DATA PROVIDED
_____

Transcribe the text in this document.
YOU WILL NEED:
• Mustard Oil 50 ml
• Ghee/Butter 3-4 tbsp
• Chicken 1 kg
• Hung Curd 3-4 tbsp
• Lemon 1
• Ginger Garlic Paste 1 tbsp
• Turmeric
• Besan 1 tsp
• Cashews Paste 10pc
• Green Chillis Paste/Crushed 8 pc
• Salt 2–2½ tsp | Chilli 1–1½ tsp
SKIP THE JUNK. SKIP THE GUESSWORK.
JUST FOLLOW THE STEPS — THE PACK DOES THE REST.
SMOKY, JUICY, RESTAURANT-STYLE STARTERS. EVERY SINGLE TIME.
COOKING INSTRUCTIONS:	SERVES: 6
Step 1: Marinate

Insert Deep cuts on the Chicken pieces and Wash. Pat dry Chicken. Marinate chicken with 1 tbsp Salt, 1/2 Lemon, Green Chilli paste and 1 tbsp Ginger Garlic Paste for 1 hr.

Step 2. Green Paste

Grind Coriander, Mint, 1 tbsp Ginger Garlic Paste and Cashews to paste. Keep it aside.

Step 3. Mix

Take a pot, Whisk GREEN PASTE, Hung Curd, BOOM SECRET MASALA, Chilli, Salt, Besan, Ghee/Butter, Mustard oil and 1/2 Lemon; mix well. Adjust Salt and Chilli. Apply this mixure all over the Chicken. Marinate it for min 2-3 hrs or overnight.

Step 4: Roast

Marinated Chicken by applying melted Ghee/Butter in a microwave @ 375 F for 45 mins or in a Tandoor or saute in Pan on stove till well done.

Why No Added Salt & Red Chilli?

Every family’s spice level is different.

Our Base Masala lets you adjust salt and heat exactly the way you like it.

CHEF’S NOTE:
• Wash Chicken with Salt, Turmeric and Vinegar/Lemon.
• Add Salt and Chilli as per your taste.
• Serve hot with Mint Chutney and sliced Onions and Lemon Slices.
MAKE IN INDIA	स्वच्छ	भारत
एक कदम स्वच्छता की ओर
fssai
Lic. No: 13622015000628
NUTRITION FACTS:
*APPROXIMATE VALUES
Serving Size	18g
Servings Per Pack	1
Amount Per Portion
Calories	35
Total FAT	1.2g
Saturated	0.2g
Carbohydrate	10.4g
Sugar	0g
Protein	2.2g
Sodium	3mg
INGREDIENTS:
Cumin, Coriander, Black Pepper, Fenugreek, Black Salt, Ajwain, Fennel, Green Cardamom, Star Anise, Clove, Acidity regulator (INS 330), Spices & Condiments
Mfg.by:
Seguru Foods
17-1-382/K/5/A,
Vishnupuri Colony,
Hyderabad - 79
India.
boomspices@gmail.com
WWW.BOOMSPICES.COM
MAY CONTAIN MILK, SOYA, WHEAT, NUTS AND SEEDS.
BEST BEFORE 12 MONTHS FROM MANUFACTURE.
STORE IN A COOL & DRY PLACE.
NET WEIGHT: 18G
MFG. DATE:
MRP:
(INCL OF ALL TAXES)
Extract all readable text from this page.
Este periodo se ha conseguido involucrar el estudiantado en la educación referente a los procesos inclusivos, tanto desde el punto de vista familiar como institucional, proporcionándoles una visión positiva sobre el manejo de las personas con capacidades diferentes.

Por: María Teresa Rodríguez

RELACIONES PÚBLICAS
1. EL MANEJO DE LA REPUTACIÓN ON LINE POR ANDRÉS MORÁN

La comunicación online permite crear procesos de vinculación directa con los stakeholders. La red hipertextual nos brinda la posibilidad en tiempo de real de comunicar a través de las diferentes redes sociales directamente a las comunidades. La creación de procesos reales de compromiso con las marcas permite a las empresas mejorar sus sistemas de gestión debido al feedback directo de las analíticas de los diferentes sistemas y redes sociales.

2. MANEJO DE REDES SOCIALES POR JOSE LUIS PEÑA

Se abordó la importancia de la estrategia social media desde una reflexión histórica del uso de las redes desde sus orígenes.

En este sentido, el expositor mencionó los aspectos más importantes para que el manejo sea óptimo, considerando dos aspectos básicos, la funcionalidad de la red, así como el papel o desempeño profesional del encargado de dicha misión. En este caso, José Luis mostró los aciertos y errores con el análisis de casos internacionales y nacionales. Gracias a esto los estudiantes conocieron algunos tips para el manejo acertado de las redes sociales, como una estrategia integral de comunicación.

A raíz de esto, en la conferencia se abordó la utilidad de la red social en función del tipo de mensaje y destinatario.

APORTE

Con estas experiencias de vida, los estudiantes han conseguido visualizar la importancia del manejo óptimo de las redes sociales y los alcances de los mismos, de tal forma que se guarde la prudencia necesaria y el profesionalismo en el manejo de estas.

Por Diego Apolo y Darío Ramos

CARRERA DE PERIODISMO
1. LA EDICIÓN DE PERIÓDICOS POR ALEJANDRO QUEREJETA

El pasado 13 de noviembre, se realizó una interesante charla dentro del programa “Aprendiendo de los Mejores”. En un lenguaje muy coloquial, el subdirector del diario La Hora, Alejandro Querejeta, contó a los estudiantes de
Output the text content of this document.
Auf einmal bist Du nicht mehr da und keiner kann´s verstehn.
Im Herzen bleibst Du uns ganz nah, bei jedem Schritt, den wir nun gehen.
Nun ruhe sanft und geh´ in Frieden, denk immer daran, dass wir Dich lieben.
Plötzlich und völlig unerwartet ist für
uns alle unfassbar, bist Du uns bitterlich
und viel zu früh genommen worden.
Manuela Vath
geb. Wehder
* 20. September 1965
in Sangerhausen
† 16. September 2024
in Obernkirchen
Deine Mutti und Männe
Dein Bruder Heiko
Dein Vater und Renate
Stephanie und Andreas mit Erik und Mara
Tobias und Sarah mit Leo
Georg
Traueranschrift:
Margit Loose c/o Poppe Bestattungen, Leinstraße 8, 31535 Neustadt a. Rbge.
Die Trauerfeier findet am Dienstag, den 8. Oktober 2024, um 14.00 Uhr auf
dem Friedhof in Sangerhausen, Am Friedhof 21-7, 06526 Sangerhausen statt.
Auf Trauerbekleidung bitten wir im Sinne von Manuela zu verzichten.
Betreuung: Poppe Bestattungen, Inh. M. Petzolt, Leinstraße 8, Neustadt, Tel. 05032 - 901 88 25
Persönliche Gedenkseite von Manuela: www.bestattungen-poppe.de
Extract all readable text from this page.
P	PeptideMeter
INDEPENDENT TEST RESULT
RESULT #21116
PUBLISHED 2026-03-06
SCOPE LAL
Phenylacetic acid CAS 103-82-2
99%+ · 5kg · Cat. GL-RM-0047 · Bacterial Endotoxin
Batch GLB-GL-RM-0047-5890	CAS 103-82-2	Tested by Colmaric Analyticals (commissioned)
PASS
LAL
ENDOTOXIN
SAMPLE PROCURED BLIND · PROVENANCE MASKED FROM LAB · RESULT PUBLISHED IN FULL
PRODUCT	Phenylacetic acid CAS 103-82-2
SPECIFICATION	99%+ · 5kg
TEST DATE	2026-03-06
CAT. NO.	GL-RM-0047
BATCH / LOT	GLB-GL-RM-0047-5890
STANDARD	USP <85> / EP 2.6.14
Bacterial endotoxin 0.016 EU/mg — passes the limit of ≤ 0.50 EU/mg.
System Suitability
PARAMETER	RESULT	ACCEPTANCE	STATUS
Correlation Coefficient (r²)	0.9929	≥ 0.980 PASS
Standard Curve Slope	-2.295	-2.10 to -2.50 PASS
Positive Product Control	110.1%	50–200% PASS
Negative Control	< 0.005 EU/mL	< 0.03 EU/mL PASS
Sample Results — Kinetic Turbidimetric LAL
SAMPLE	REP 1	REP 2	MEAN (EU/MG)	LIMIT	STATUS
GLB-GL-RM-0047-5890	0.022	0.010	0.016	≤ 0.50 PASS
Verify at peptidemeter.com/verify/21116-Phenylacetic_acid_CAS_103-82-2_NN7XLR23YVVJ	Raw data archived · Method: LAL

_____

WHAT YOU WILL DO
Using the material above, work out how many lines hold the word "Ghee". Reply with that number alone.

TASK OUTPUT
3